▶ [Input]:
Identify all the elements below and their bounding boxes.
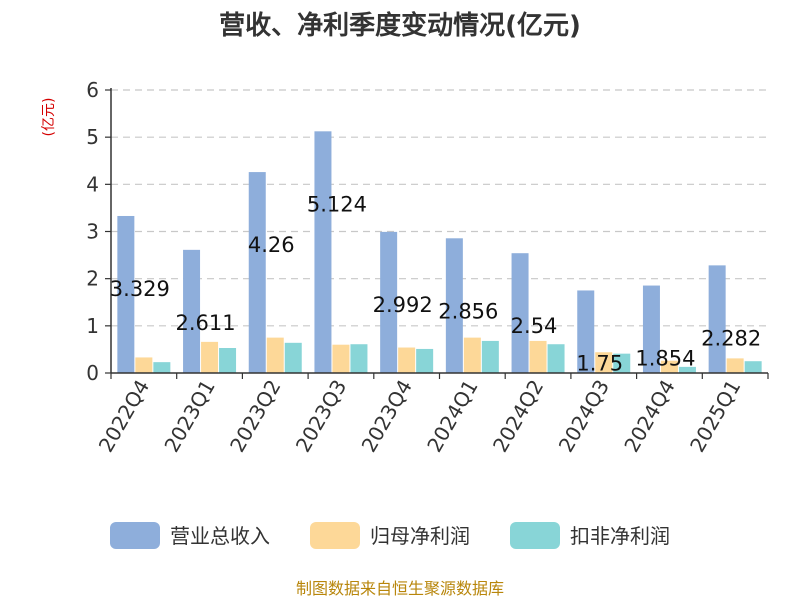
data-label: 2.992	[373, 293, 433, 317]
bar	[595, 352, 613, 373]
legend: 营业总收入 归母净利润 扣非净利润	[110, 522, 670, 549]
x-tick-label: 2024Q1	[422, 375, 482, 456]
data-label: 4.26	[248, 233, 295, 257]
source-note: 制图数据来自恒生聚源数据库	[296, 579, 504, 598]
bar	[350, 344, 368, 373]
x-tick-label: 2024Q4	[619, 376, 679, 457]
grid-lines	[105, 89, 768, 374]
data-label: 5.124	[307, 192, 367, 216]
bar	[529, 340, 547, 373]
bar	[445, 238, 463, 373]
bar	[135, 357, 153, 373]
bar	[463, 337, 481, 373]
y-axis-unit: (亿元)	[41, 98, 57, 137]
data-label: 1.75	[576, 351, 623, 375]
bar	[380, 231, 398, 373]
bar	[153, 362, 171, 373]
bar	[314, 131, 332, 373]
y-tick-label: 0	[86, 361, 99, 385]
legend-swatch	[110, 522, 160, 549]
legend-label: 归母净利润	[370, 524, 470, 548]
bar	[481, 340, 499, 373]
x-tick-label: 2023Q4	[357, 376, 417, 457]
data-label: 2.611	[175, 311, 235, 335]
bar	[613, 353, 631, 373]
bar	[678, 366, 696, 373]
chart-title: 营收、净利季度变动情况(亿元)	[219, 10, 581, 41]
y-tick-label: 3	[86, 220, 99, 244]
x-tick-label: 2024Q3	[554, 376, 614, 457]
data-label: 1.854	[635, 347, 695, 371]
bar	[266, 337, 284, 373]
bar	[726, 358, 744, 373]
bar	[708, 265, 726, 373]
x-tick-labels: 2022Q4 2023Q1 2023Q2 2023Q3 2023Q4 2024Q1 2024…	[94, 375, 746, 456]
bar	[511, 253, 529, 373]
bar	[284, 342, 302, 373]
x-tick-label: 2023Q3	[291, 376, 351, 457]
legend-label: 营业总收入	[170, 524, 270, 548]
bar	[183, 249, 201, 373]
data-label: 2.54	[511, 314, 558, 338]
bar	[660, 360, 678, 373]
bar	[219, 348, 237, 373]
bar	[248, 172, 266, 373]
bar	[577, 290, 595, 373]
bar	[416, 348, 434, 373]
bar	[201, 341, 219, 373]
y-tick-labels: 0 1 2 3 4 5 6	[86, 78, 99, 385]
x-tick-label: 2023Q2	[225, 376, 285, 457]
data-label: 3.329	[110, 277, 170, 301]
legend-label: 扣非净利润	[570, 524, 670, 548]
bar	[398, 347, 416, 373]
x-tick-label: 2025Q1	[685, 376, 745, 457]
axes	[110, 88, 769, 379]
bars	[117, 131, 762, 373]
x-tick-label: 2024Q2	[488, 376, 548, 457]
y-tick-label: 2	[86, 267, 99, 291]
data-label: 2.282	[701, 326, 761, 350]
x-tick-label: 2023Q1	[159, 376, 219, 457]
bar	[744, 361, 762, 373]
bar	[642, 285, 660, 373]
y-tick-label: 4	[86, 172, 99, 196]
legend-swatch	[310, 522, 360, 549]
y-tick-label: 1	[86, 314, 99, 338]
y-tick-label: 6	[86, 78, 99, 102]
legend-swatch	[510, 522, 560, 549]
x-tick-label: 2022Q4	[94, 376, 154, 457]
bar	[332, 344, 350, 373]
data-label: 2.856	[438, 299, 498, 323]
y-tick-label: 5	[86, 125, 99, 149]
bar	[117, 215, 135, 373]
bar	[547, 344, 565, 373]
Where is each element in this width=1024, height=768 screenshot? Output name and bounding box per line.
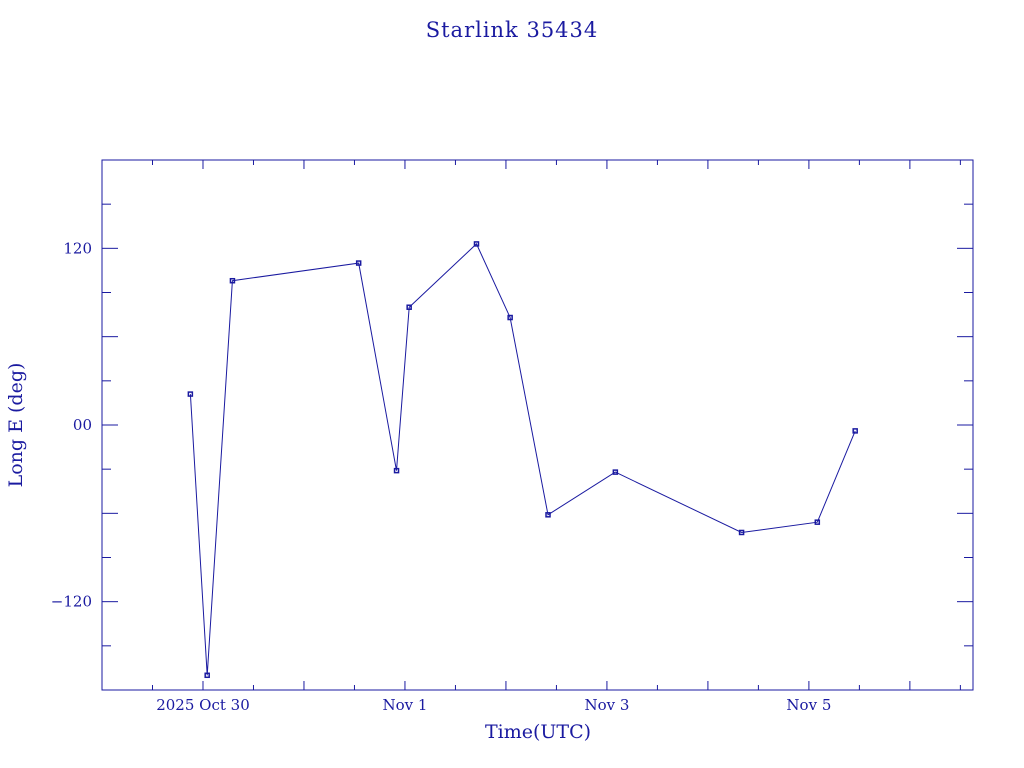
- plot-frame: [101, 159, 974, 691]
- data-point: [545, 512, 551, 518]
- data-point: [738, 529, 745, 536]
- x-tick-label: Nov 1: [382, 696, 427, 714]
- data-point: [229, 277, 236, 284]
- data-point: [814, 519, 821, 525]
- data-point: [355, 260, 362, 266]
- data-point: [852, 428, 858, 434]
- data-point: [507, 314, 513, 321]
- y-axis-label: Long E (deg): [5, 363, 27, 488]
- chart-title: Starlink 35434: [426, 18, 599, 42]
- series-clip-group: [187, 241, 858, 679]
- series-group: [187, 241, 858, 679]
- x-tick-label: Nov 5: [786, 696, 831, 714]
- data-point: [406, 304, 412, 310]
- axis-tick-labels: 2025 Oct 30 Nov 1 Nov 3 Nov 5 120 00 −120: [51, 239, 832, 714]
- y-tick-label: 00: [73, 416, 92, 434]
- x-tick-label: 2025 Oct 30: [156, 696, 250, 714]
- data-point: [473, 241, 480, 247]
- data-point: [204, 672, 210, 679]
- axis-ticks: [101, 159, 973, 691]
- data-point: [393, 467, 400, 474]
- data-point: [187, 391, 194, 397]
- y-tick-label: 120: [63, 239, 92, 257]
- x-tick-label: Nov 3: [584, 696, 629, 714]
- x-axis-label: Time(UTC): [485, 721, 591, 743]
- data-point: [612, 469, 619, 475]
- y-tick-label: −120: [51, 593, 92, 611]
- series-line: [189, 243, 856, 676]
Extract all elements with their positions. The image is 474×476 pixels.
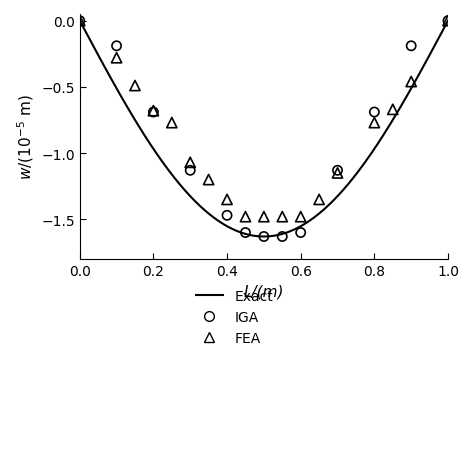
Point [131, 82, 139, 90]
Point [242, 229, 249, 237]
Point [150, 108, 157, 115]
Point [76, 18, 83, 25]
Point [76, 18, 83, 25]
Point [371, 109, 378, 117]
Point [223, 196, 231, 204]
Point [334, 167, 341, 175]
Y-axis label: $w$/(10$^{-5}$ m): $w$/(10$^{-5}$ m) [15, 95, 36, 180]
Point [242, 213, 249, 221]
Point [407, 43, 415, 50]
Point [186, 167, 194, 175]
Point [205, 177, 212, 184]
Point [407, 79, 415, 86]
Point [334, 170, 341, 178]
Point [260, 213, 268, 221]
Point [297, 213, 304, 221]
Point [444, 18, 452, 25]
Point [297, 229, 304, 237]
Legend: Exact, IGA, FEA: Exact, IGA, FEA [190, 284, 279, 350]
X-axis label: L/(m): L/(m) [244, 284, 284, 299]
Point [389, 106, 397, 114]
Point [113, 55, 120, 62]
Point [150, 109, 157, 117]
Point [444, 18, 452, 25]
Point [113, 43, 120, 50]
Point [168, 119, 175, 127]
Point [279, 233, 286, 241]
Point [315, 196, 323, 204]
Point [186, 159, 194, 167]
Point [223, 212, 231, 219]
Point [260, 233, 268, 241]
Point [371, 119, 378, 127]
Point [279, 213, 286, 221]
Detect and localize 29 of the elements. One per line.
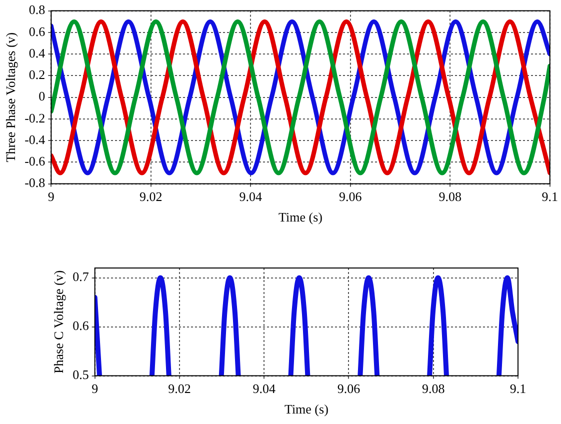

▶ [Your objective]: Revise all the items above, putting "value-label" wherever "data-label" appears and leaving everything else unchanged. Omit the pictures from your answer.

▶ [Output below]:
Identify all the elements below and their bounding boxes.
value-label: 2.992	[373, 293, 433, 317]
bar	[595, 352, 613, 373]
legend: 营业总收入 归母净利润 扣非净利润	[110, 522, 670, 549]
x-tick-label: 2024Q1	[422, 375, 482, 456]
value-label: 4.26	[248, 233, 295, 257]
source-note: 制图数据来自恒生聚源数据库	[296, 579, 504, 598]
bar	[350, 344, 368, 373]
x-tick-label: 2024Q4	[619, 376, 679, 457]
grid-lines	[105, 89, 768, 374]
value-label: 5.124	[307, 192, 367, 216]
bar	[529, 340, 547, 373]
bar	[445, 238, 463, 373]
bar	[135, 357, 153, 373]
bar	[463, 337, 481, 373]
y-axis-unit: (亿元)	[41, 98, 57, 137]
value-label: 1.75	[576, 351, 623, 375]
bar	[380, 231, 398, 373]
bar	[153, 362, 171, 373]
bar	[314, 131, 332, 373]
y-tick-label: 0	[86, 361, 99, 385]
legend-swatch	[110, 522, 160, 549]
legend-label: 归母净利润	[370, 524, 470, 548]
bar	[481, 340, 499, 373]
x-tick-label: 2023Q4	[357, 376, 417, 457]
value-label: 2.611	[175, 311, 235, 335]
bar	[613, 353, 631, 373]
bar	[678, 366, 696, 373]
chart-title: 营收、净利季度变动情况(亿元)	[219, 10, 581, 41]
y-tick-label: 3	[86, 220, 99, 244]
x-tick-label: 2024Q3	[554, 376, 614, 457]
value-label: 1.854	[635, 347, 695, 371]
bar	[266, 337, 284, 373]
bar	[726, 358, 744, 373]
bar	[708, 265, 726, 373]
x-tick-labels: 2022Q4 2023Q1 2023Q2 2023Q3 2023Q4 2024Q1 2024…	[94, 375, 746, 456]
bar	[511, 253, 529, 373]
bar	[284, 342, 302, 373]
x-tick-label: 2023Q3	[291, 376, 351, 457]
legend-label: 营业总收入	[170, 524, 270, 548]
bar	[183, 249, 201, 373]
value-label: 2.54	[511, 314, 558, 338]
bar	[660, 360, 678, 373]
bar	[219, 348, 237, 373]
bar	[248, 172, 266, 373]
bar	[577, 290, 595, 373]
bar	[416, 348, 434, 373]
bar	[201, 341, 219, 373]
y-tick-labels: 0 1 2 3 4 5 6	[86, 78, 99, 385]
x-tick-label: 2023Q2	[225, 376, 285, 457]
value-label: 3.329	[110, 277, 170, 301]
legend-label: 扣非净利润	[570, 524, 670, 548]
bar	[398, 347, 416, 373]
x-tick-label: 2025Q1	[685, 376, 745, 457]
axes	[110, 88, 769, 379]
bars	[117, 131, 762, 373]
x-tick-label: 2024Q2	[488, 376, 548, 457]
y-tick-label: 2	[86, 267, 99, 291]
value-label: 2.282	[701, 326, 761, 350]
x-tick-label: 2023Q1	[159, 376, 219, 457]
bar	[744, 361, 762, 373]
bar	[642, 285, 660, 373]
y-tick-label: 4	[86, 172, 99, 196]
legend-swatch	[310, 522, 360, 549]
y-tick-label: 1	[86, 314, 99, 338]
y-tick-label: 6	[86, 78, 99, 102]
legend-swatch	[510, 522, 560, 549]
x-tick-label: 2022Q4	[94, 376, 154, 457]
bar	[332, 344, 350, 373]
value-label: 2.856	[438, 299, 498, 323]
y-tick-label: 5	[86, 125, 99, 149]
bar	[117, 215, 135, 373]
bar	[547, 344, 565, 373]
Where is each element in this width=1024, height=768 screenshot? Output name and bounding box per line.
- plot-frame: [101, 159, 974, 691]
- data-point: [545, 512, 551, 518]
- data-point: [738, 529, 745, 536]
- x-tick-label: Nov 1: [382, 696, 427, 714]
- data-point: [229, 277, 236, 284]
- data-point: [814, 519, 821, 525]
- data-point: [355, 260, 362, 266]
- data-point: [852, 428, 858, 434]
- data-point: [507, 314, 513, 321]
- y-axis-label: Long E (deg): [5, 363, 27, 488]
- chart-title: Starlink 35434: [426, 18, 599, 42]
- series-clip-group: [187, 241, 858, 679]
- series-group: [187, 241, 858, 679]
- x-tick-label: Nov 5: [786, 696, 831, 714]
- data-point: [406, 304, 412, 310]
- axis-tick-labels: 2025 Oct 30 Nov 1 Nov 3 Nov 5 120 00 −120: [51, 239, 832, 714]
- y-tick-label: 00: [73, 416, 92, 434]
- x-tick-label: 2025 Oct 30: [156, 696, 250, 714]
- data-point: [473, 241, 480, 247]
- data-point: [204, 672, 210, 679]
- axis-ticks: [101, 159, 973, 691]
- data-point: [393, 467, 400, 474]
- data-point: [187, 391, 194, 397]
- y-tick-label: 120: [63, 239, 92, 257]
- x-tick-label: Nov 3: [584, 696, 629, 714]
- x-axis-label: Time(UTC): [485, 721, 591, 743]
- data-point: [612, 469, 619, 475]
- y-tick-label: −120: [51, 593, 92, 611]
- series-line: [189, 243, 856, 676]
Extract all elements with their positions. The image is 474×476 pixels.
Point [131, 82, 139, 90]
Point [242, 229, 249, 237]
Point [150, 108, 157, 115]
Point [76, 18, 83, 25]
Point [76, 18, 83, 25]
Point [371, 109, 378, 117]
Point [223, 196, 231, 204]
Point [334, 167, 341, 175]
Y-axis label: $w$/(10$^{-5}$ m): $w$/(10$^{-5}$ m) [15, 95, 36, 180]
Point [242, 213, 249, 221]
Point [407, 43, 415, 50]
Point [186, 167, 194, 175]
Point [205, 177, 212, 184]
Point [407, 79, 415, 86]
Point [334, 170, 341, 178]
Point [260, 213, 268, 221]
Point [297, 213, 304, 221]
Point [444, 18, 452, 25]
Point [297, 229, 304, 237]
Legend: Exact, IGA, FEA: Exact, IGA, FEA [190, 284, 279, 350]
X-axis label: L/(m): L/(m) [244, 284, 284, 299]
Point [389, 106, 397, 114]
Point [113, 55, 120, 62]
Point [150, 109, 157, 117]
Point [444, 18, 452, 25]
Point [113, 43, 120, 50]
Point [168, 119, 175, 127]
Point [279, 233, 286, 241]
Point [315, 196, 323, 204]
Point [186, 159, 194, 167]
Point [223, 212, 231, 219]
Point [260, 233, 268, 241]
Point [371, 119, 378, 127]
Point [279, 213, 286, 221]
Detect and localize 29 of the elements. One per line.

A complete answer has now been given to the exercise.